> _Work to do_: Tally how many lines hold the string "JSON". Your reply should be that number alone.

> _Material for the task_:
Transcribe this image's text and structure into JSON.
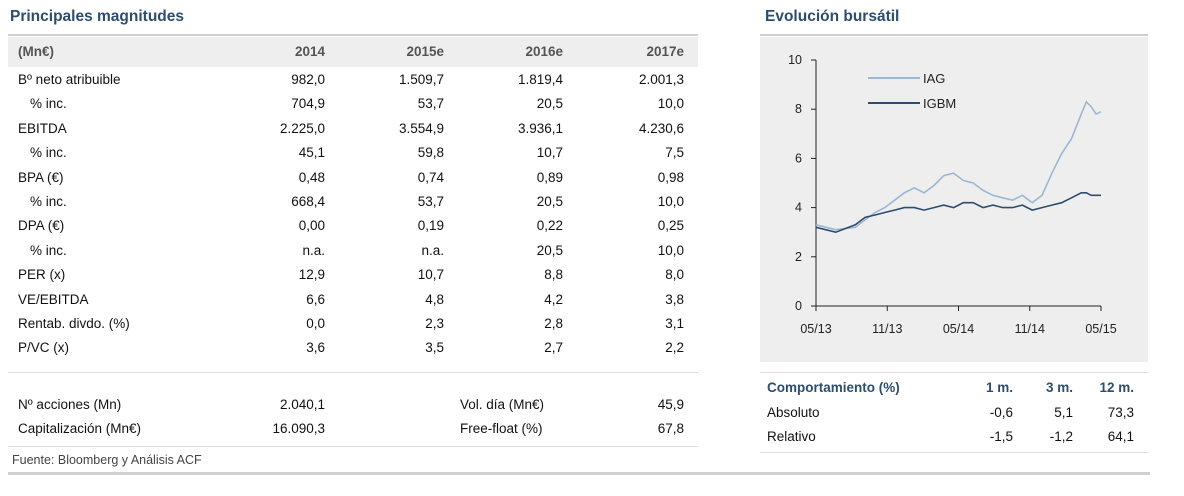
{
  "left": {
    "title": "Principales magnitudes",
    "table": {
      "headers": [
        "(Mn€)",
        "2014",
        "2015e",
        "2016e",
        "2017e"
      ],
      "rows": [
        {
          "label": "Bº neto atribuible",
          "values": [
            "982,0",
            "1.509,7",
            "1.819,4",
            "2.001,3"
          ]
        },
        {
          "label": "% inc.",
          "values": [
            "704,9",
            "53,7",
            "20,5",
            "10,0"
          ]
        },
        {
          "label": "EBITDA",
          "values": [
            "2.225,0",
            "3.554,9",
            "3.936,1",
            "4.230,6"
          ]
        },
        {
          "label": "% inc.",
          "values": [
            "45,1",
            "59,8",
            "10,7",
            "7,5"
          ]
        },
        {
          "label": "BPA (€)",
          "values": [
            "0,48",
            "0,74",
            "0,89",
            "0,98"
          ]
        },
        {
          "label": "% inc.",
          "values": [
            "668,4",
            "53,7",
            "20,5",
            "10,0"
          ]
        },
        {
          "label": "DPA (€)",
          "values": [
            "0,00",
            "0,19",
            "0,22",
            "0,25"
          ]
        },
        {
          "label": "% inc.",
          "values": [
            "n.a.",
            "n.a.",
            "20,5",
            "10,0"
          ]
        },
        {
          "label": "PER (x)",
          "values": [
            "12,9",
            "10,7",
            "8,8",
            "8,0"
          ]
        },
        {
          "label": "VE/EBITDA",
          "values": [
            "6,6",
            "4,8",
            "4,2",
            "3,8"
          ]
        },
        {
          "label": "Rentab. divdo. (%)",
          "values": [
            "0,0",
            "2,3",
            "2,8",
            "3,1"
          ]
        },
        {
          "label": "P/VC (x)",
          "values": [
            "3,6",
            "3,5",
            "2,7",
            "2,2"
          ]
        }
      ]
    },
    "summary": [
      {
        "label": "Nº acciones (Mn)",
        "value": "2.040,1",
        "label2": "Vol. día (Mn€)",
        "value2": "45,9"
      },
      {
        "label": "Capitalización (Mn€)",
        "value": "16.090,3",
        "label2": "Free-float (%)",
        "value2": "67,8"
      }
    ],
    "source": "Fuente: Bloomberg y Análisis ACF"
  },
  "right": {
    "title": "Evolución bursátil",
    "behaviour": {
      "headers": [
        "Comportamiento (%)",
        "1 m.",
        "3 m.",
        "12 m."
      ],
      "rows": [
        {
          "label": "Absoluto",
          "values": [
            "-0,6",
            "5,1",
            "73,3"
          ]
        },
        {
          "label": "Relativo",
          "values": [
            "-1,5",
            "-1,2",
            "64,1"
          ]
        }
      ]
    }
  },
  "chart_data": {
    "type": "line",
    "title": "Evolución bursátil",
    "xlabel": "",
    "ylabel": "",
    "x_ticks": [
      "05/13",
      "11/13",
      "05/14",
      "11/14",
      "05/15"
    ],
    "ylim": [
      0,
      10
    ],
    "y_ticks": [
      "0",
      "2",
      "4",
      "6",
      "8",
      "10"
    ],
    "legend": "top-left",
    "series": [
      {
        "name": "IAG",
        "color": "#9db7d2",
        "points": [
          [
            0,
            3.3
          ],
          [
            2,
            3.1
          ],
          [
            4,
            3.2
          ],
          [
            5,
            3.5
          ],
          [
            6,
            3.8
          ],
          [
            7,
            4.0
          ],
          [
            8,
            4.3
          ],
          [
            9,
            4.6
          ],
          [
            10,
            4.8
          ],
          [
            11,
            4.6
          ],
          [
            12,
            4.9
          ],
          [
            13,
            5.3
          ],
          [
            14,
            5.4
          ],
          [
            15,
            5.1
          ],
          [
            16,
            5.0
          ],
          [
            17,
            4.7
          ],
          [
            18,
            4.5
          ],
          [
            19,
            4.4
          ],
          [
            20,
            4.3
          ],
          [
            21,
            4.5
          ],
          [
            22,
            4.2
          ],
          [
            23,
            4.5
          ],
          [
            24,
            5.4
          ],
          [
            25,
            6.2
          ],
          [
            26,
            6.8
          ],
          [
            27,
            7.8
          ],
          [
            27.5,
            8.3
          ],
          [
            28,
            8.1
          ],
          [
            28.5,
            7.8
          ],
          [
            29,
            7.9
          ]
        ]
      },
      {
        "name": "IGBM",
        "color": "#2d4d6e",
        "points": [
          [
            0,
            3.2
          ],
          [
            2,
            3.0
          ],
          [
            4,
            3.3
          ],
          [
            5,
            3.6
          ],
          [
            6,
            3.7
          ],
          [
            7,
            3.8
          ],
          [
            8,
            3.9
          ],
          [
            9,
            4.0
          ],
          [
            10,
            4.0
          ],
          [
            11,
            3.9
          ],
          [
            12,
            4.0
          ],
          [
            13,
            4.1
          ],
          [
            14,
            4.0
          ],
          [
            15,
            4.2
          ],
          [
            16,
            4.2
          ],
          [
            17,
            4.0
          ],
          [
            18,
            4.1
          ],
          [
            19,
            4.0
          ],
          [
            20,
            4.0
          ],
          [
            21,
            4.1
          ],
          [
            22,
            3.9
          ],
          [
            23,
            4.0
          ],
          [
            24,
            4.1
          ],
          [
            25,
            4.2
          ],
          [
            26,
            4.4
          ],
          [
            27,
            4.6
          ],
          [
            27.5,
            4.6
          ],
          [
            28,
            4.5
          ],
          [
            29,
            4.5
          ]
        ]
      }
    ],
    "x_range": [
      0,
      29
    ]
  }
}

---

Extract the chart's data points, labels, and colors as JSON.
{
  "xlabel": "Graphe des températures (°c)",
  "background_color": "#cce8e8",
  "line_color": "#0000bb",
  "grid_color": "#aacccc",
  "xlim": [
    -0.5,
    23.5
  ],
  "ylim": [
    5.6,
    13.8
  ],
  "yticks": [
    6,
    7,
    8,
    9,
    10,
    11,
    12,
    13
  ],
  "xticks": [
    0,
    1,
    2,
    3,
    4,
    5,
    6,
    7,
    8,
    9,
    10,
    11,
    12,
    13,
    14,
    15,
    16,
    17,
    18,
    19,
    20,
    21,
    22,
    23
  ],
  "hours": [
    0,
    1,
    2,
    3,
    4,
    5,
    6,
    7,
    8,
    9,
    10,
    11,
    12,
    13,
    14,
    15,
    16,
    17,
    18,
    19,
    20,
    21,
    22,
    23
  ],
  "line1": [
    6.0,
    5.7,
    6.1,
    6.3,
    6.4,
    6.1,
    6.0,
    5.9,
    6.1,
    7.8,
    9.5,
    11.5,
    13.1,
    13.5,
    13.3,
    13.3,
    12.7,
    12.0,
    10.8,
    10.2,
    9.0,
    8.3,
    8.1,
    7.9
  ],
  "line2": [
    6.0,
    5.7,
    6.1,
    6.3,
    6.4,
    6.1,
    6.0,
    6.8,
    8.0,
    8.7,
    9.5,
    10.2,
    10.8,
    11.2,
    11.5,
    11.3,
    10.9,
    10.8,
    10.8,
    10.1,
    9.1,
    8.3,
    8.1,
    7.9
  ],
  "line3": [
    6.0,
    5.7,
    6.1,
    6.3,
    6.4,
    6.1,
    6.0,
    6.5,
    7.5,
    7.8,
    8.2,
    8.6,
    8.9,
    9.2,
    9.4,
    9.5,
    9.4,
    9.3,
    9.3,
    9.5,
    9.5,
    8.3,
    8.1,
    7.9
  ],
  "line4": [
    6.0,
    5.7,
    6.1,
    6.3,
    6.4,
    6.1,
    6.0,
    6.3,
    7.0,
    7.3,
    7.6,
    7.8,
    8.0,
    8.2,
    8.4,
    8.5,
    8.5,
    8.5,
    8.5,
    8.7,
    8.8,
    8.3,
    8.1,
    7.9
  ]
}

---

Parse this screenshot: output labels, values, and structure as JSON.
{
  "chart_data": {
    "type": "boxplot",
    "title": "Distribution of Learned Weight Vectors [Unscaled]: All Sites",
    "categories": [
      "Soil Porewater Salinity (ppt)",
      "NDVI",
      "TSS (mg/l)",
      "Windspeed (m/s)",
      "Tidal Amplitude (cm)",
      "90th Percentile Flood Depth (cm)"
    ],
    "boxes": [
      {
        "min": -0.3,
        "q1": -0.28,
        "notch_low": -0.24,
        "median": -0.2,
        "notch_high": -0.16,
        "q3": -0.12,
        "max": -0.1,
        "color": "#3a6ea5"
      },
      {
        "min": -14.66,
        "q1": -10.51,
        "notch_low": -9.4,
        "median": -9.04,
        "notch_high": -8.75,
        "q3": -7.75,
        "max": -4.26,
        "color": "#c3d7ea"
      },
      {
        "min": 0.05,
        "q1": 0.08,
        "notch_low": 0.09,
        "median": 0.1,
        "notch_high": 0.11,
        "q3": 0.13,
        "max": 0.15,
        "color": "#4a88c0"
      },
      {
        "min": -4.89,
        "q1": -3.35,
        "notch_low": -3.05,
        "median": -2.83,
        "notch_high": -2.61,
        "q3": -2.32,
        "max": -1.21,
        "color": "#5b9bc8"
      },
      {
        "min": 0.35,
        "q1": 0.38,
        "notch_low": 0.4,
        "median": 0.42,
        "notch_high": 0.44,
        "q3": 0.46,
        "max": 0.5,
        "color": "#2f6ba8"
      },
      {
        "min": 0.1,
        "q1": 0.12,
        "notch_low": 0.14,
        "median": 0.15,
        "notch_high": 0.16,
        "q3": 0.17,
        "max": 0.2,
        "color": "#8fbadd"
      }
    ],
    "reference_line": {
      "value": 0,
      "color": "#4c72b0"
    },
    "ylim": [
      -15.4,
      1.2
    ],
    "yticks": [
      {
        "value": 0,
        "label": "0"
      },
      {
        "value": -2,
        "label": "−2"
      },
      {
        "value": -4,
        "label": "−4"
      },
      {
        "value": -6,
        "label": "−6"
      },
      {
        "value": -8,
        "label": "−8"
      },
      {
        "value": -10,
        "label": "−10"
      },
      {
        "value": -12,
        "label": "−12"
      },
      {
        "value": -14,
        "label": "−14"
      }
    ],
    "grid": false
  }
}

> _Solution_: 3